**Data extracted from a collection**
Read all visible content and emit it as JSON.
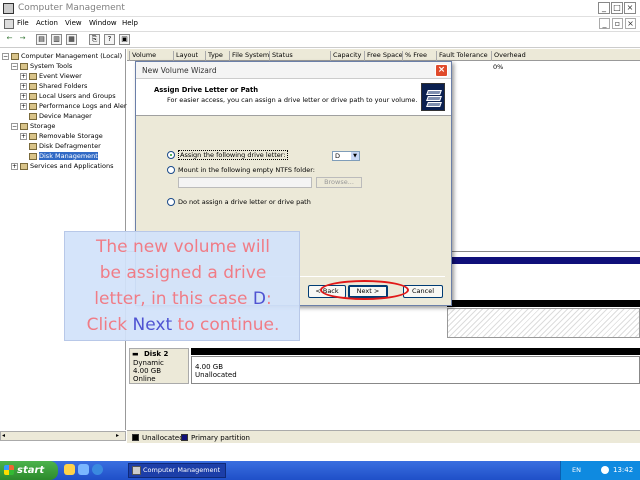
{
  "window": {
    "title": "Computer Management"
  },
  "menu": [
    "File",
    "Action",
    "View",
    "Window",
    "Help"
  ],
  "tree": [
    {
      "label": "Computer Management (Local)",
      "level": 0,
      "expander": "−"
    },
    {
      "label": "System Tools",
      "level": 1,
      "expander": "−"
    },
    {
      "label": "Event Viewer",
      "level": 2,
      "expander": "+"
    },
    {
      "label": "Shared Folders",
      "level": 2,
      "expander": "+"
    },
    {
      "label": "Local Users and Groups",
      "level": 2,
      "expander": "+"
    },
    {
      "label": "Performance Logs and Alerts",
      "level": 2,
      "expander": "+"
    },
    {
      "label": "Device Manager",
      "level": 2,
      "expander": ""
    },
    {
      "label": "Storage",
      "level": 1,
      "expander": "−"
    },
    {
      "label": "Removable Storage",
      "level": 2,
      "expander": "+"
    },
    {
      "label": "Disk Defragmenter",
      "level": 2,
      "expander": ""
    },
    {
      "label": "Disk Management",
      "level": 2,
      "expander": "",
      "selected": true
    },
    {
      "label": "Services and Applications",
      "level": 1,
      "expander": "+"
    }
  ],
  "columns": [
    "Volume",
    "Layout",
    "Type",
    "File System",
    "Status",
    "Capacity",
    "Free Space",
    "% Free",
    "Fault Tolerance",
    "Overhead"
  ],
  "grid_first_row": {
    "overhead": "0%"
  },
  "disk2": {
    "name": "Disk 2",
    "type": "Dynamic",
    "size": "4.00 GB",
    "status": "Online",
    "part_size": "4.00 GB",
    "part_state": "Unallocated"
  },
  "legend": [
    "Unallocated",
    "Primary partition"
  ],
  "dialog": {
    "title": "New Volume Wizard",
    "heading": "Assign Drive Letter or Path",
    "subheading": "For easier access, you can assign a drive letter or drive path to your volume.",
    "option_assign": "Assign the following drive letter:",
    "drive_letter": "D",
    "option_mount": "Mount in the following empty NTFS folder:",
    "browse": "Browse...",
    "option_none": "Do not assign a drive letter or drive path",
    "back": "< Back",
    "next": "Next >",
    "cancel": "Cancel"
  },
  "annotation": {
    "line1": "The new volume will",
    "line2": "be assigned a drive",
    "line3_pre": "letter, in this case ",
    "line3_hi": "D",
    "line3_post": ":",
    "line4_pre": "Click ",
    "line4_hi": "Next",
    "line4_post": " to continue."
  },
  "taskbar": {
    "start": "start",
    "task": "Computer Management",
    "lang": "EN",
    "clock": "13:42"
  },
  "colors": {
    "accent_red": "#e01818",
    "annotation_pink": "#f07c86",
    "annotation_blue": "#4f53d2",
    "volume_bar": "#10107a"
  }
}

**TASK STATEMENT**
Your task is to return the entries above exactly, with no pictures.

**ANSWER TO THIS PROBLEM**
Read all visible content and emit it as JSON.
{
  "window": {
    "title": "Computer Management"
  },
  "menu": [
    "File",
    "Action",
    "View",
    "Window",
    "Help"
  ],
  "tree": [
    {
      "label": "Computer Management (Local)",
      "level": 0,
      "expander": "−"
    },
    {
      "label": "System Tools",
      "level": 1,
      "expander": "−"
    },
    {
      "label": "Event Viewer",
      "level": 2,
      "expander": "+"
    },
    {
      "label": "Shared Folders",
      "level": 2,
      "expander": "+"
    },
    {
      "label": "Local Users and Groups",
      "level": 2,
      "expander": "+"
    },
    {
      "label": "Performance Logs and Alerts",
      "level": 2,
      "expander": "+"
    },
    {
      "label": "Device Manager",
      "level": 2,
      "expander": ""
    },
    {
      "label": "Storage",
      "level": 1,
      "expander": "−"
    },
    {
      "label": "Removable Storage",
      "level": 2,
      "expander": "+"
    },
    {
      "label": "Disk Defragmenter",
      "level": 2,
      "expander": ""
    },
    {
      "label": "Disk Management",
      "level": 2,
      "expander": "",
      "selected": true
    },
    {
      "label": "Services and Applications",
      "level": 1,
      "expander": "+"
    }
  ],
  "columns": [
    "Volume",
    "Layout",
    "Type",
    "File System",
    "Status",
    "Capacity",
    "Free Space",
    "% Free",
    "Fault Tolerance",
    "Overhead"
  ],
  "grid_first_row": {
    "overhead": "0%"
  },
  "disk2": {
    "name": "Disk 2",
    "type": "Dynamic",
    "size": "4.00 GB",
    "status": "Online",
    "part_size": "4.00 GB",
    "part_state": "Unallocated"
  },
  "legend": [
    "Unallocated",
    "Primary partition"
  ],
  "dialog": {
    "title": "New Volume Wizard",
    "heading": "Assign Drive Letter or Path",
    "subheading": "For easier access, you can assign a drive letter or drive path to your volume.",
    "option_assign": "Assign the following drive letter:",
    "drive_letter": "D",
    "option_mount": "Mount in the following empty NTFS folder:",
    "browse": "Browse...",
    "option_none": "Do not assign a drive letter or drive path",
    "back": "< Back",
    "next": "Next >",
    "cancel": "Cancel"
  },
  "annotation": {
    "line1": "The new volume will",
    "line2": "be assigned a drive",
    "line3_pre": "letter, in this case ",
    "line3_hi": "D",
    "line3_post": ":",
    "line4_pre": "Click ",
    "line4_hi": "Next",
    "line4_post": " to continue."
  },
  "taskbar": {
    "start": "start",
    "task": "Computer Management",
    "lang": "EN",
    "clock": "13:42"
  },
  "colors": {
    "accent_red": "#e01818",
    "annotation_pink": "#f07c86",
    "annotation_blue": "#4f53d2",
    "volume_bar": "#10107a"
  }
}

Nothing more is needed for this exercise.